■ STATED PROBLEM
Tally the lines in the records underneath that contain the string "revision", and state the figure by itself.

┌────────

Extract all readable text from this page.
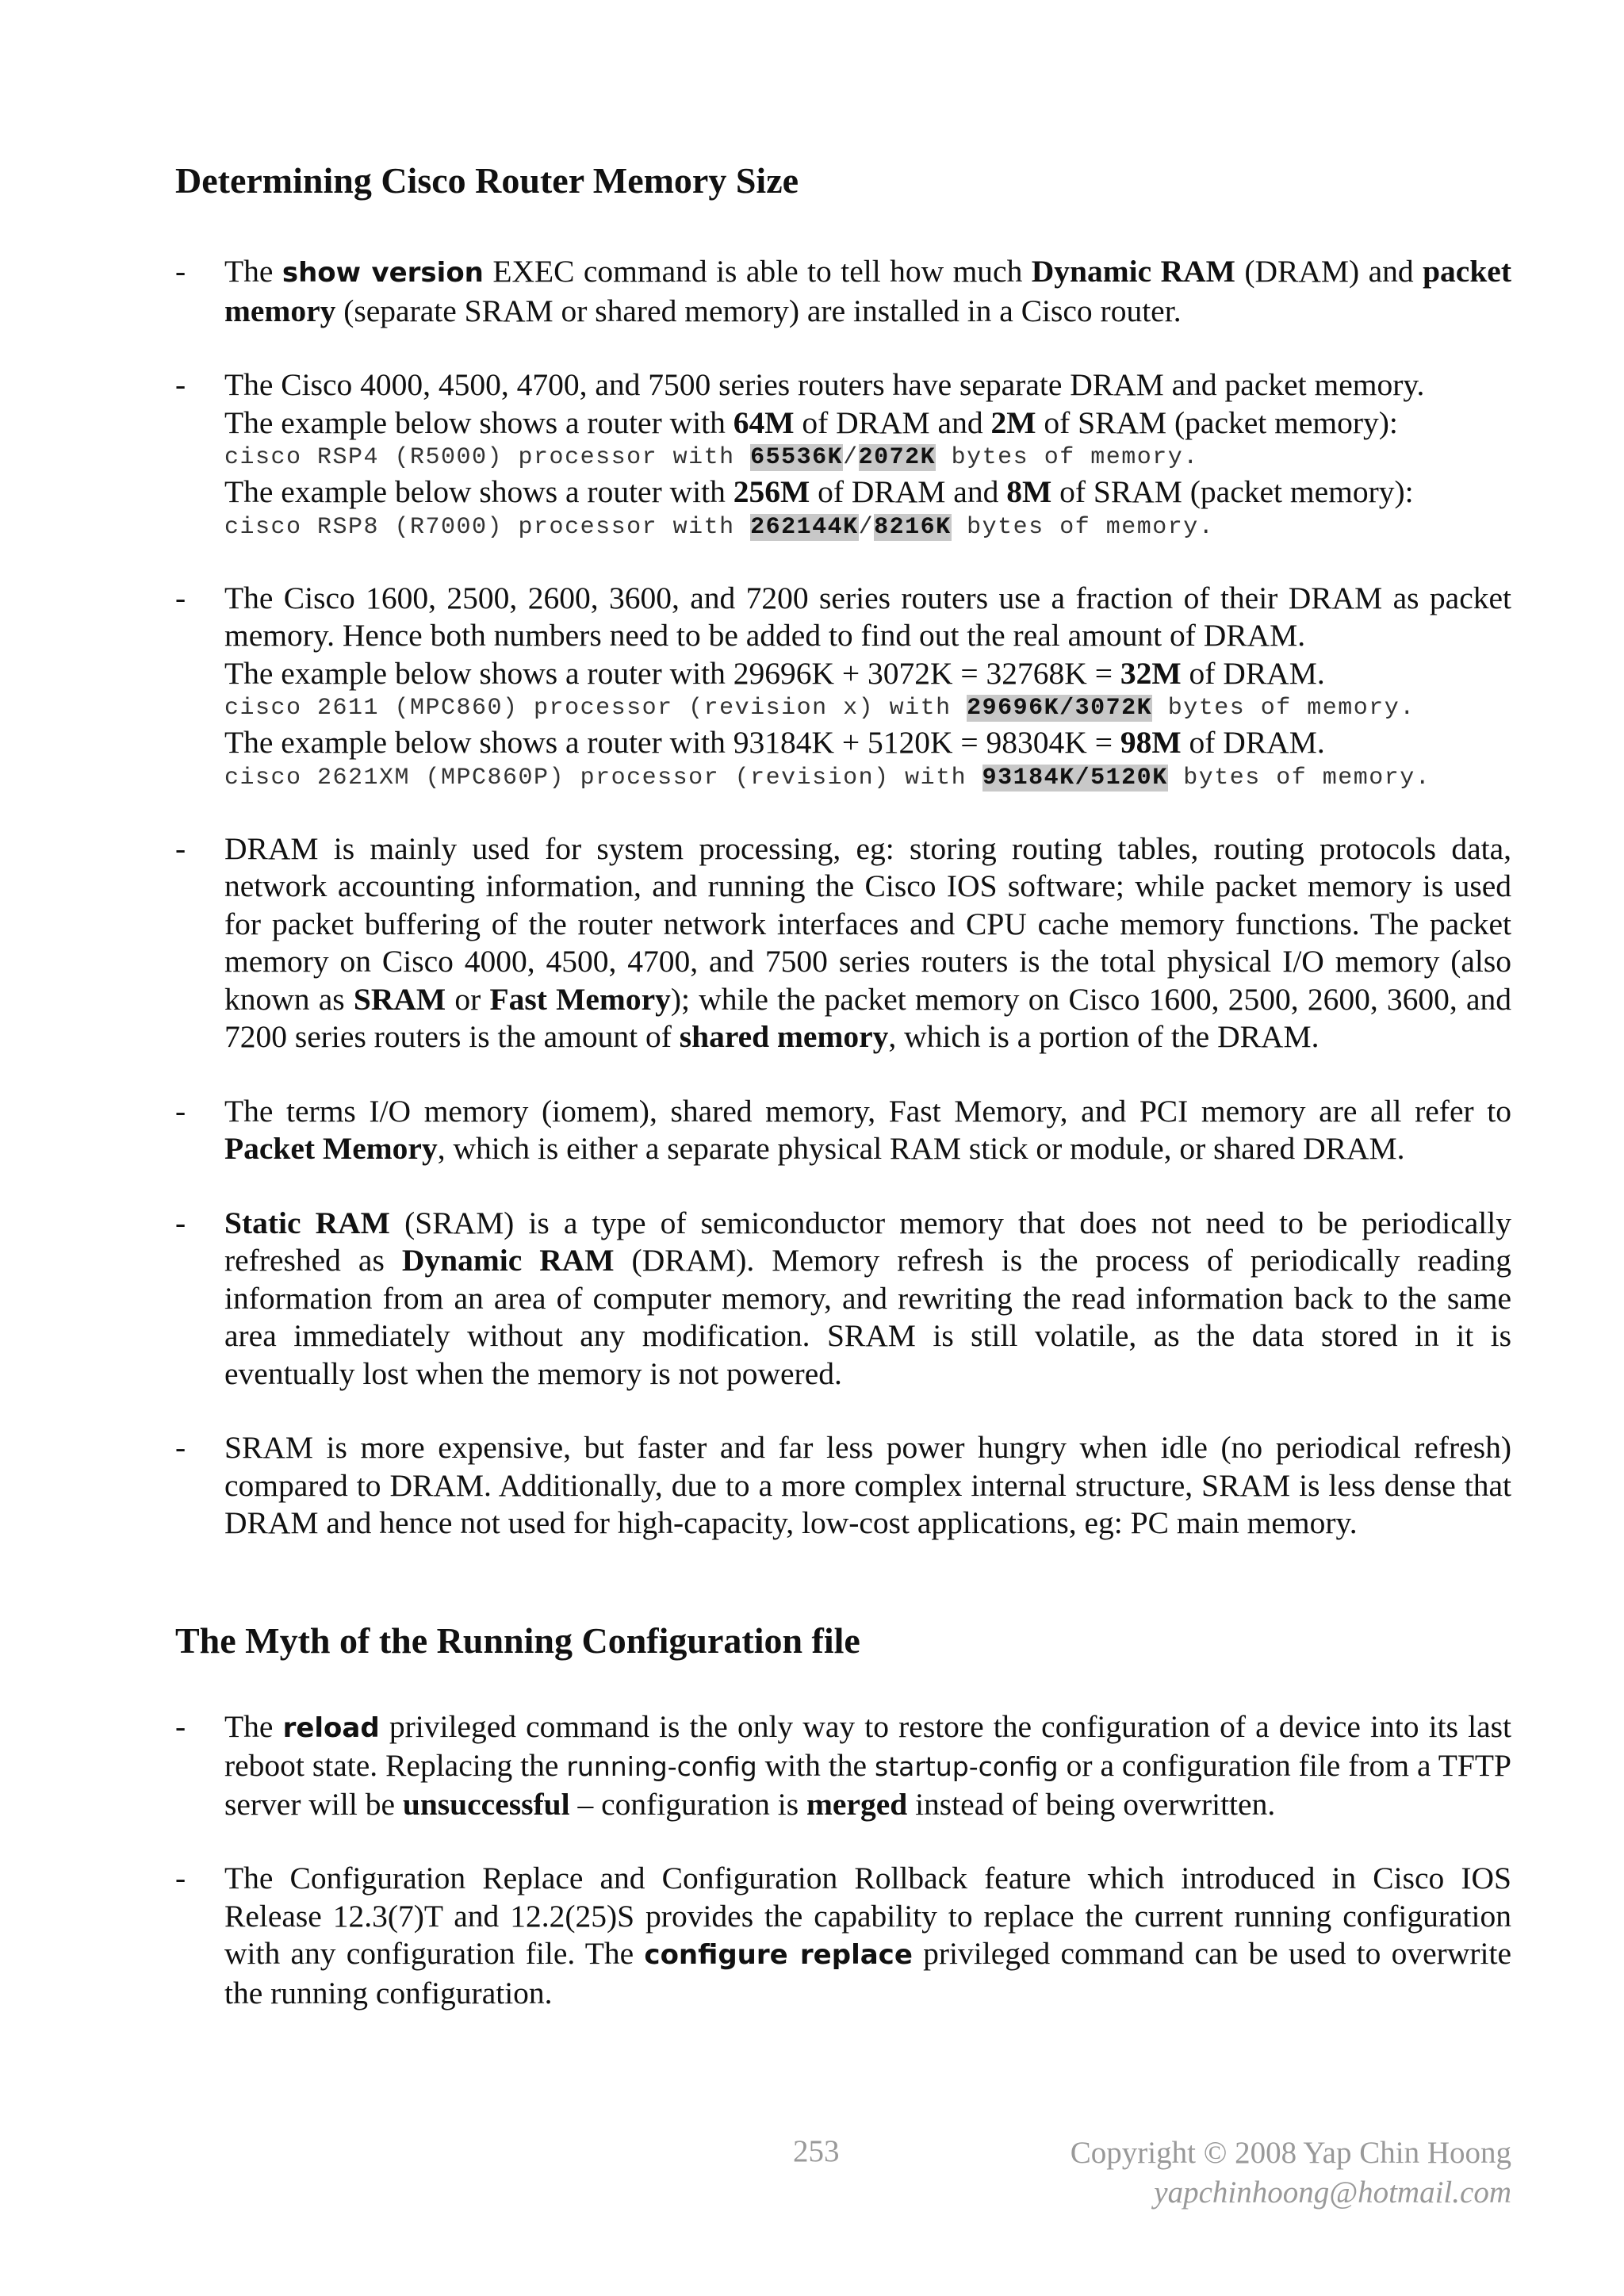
Determining Cisco Router Memory Size
- The show version EXEC command is able to tell how much Dynamic RAM (DRAM) and packet memory (separate SRAM or shared memory) are installed in a Cisco router.

- The Cisco 4000, 4500, 4700, and 7500 series routers have separate DRAM and packet memory.

The example below shows a router with 64M of DRAM and 2M of SRAM (packet memory):

cisco RSP4 (R5000) processor with 65536K/2072K bytes of memory.

The example below shows a router with 256M of DRAM and 8M of SRAM (packet memory):

cisco RSP8 (R7000) processor with 262144K/8216K bytes of memory.
- The Cisco 1600, 2500, 2600, 3600, and 7200 series routers use a fraction of their DRAM as packet memory. Hence both numbers need to be added to find out the real amount of DRAM.

The example below shows a router with 29696K + 3072K = 32768K = 32M of DRAM.

cisco 2611 (MPC860) processor (revision x) with 29696K/3072K bytes of memory.

The example below shows a router with 93184K + 5120K = 98304K = 98M of DRAM.

cisco 2621XM (MPC860P) processor (revision) with 93184K/5120K bytes of memory.
- DRAM is mainly used for system processing, eg: storing routing tables, routing protocols data, network accounting information, and running the Cisco IOS software; while packet memory is used for packet buffering of the router network interfaces and CPU cache memory functions. The packet memory on Cisco 4000, 4500, 4700, and 7500 series routers is the total physical I/O memory (also known as SRAM or Fast Memory); while the packet memory on Cisco 1600, 2500, 2600, 3600, and 7200 series routers is the amount of shared memory, which is a portion of the DRAM.

- The terms I/O memory (iomem), shared memory, Fast Memory, and PCI memory are all refer to Packet Memory, which is either a separate physical RAM stick or module, or shared DRAM.

- Static RAM (SRAM) is a type of semiconductor memory that does not need to be periodically refreshed as Dynamic RAM (DRAM). Memory refresh is the process of periodically reading information from an area of computer memory, and rewriting the read information back to the same area immediately without any modification. SRAM is still volatile, as the data stored in it is eventually lost when the memory is not powered.

- SRAM is more expensive, but faster and far less power hungry when idle (no periodical refresh) compared to DRAM. Additionally, due to a more complex internal structure, SRAM is less dense that DRAM and hence not used for high-capacity, low-cost applications, eg: PC main memory.

The Myth of the Running Configuration file
- The reload privileged command is the only way to restore the configuration of a device into its last reboot state. Replacing the running-config with the startup-config or a configuration file from a TFTP server will be unsuccessful – configuration is merged instead of being overwritten.

- The Configuration Replace and Configuration Rollback feature which introduced in Cisco IOS Release 12.3(7)T and 12.2(25)S provides the capability to replace the current running configuration with any configuration file. The configure replace privileged command can be used to overwrite the running configuration.

253	Copyright © 2008 Yap Chin Hoong
yapchinhoong@hotmail.com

└────────

■ OUTPUT FOR THIS EXERCISE
2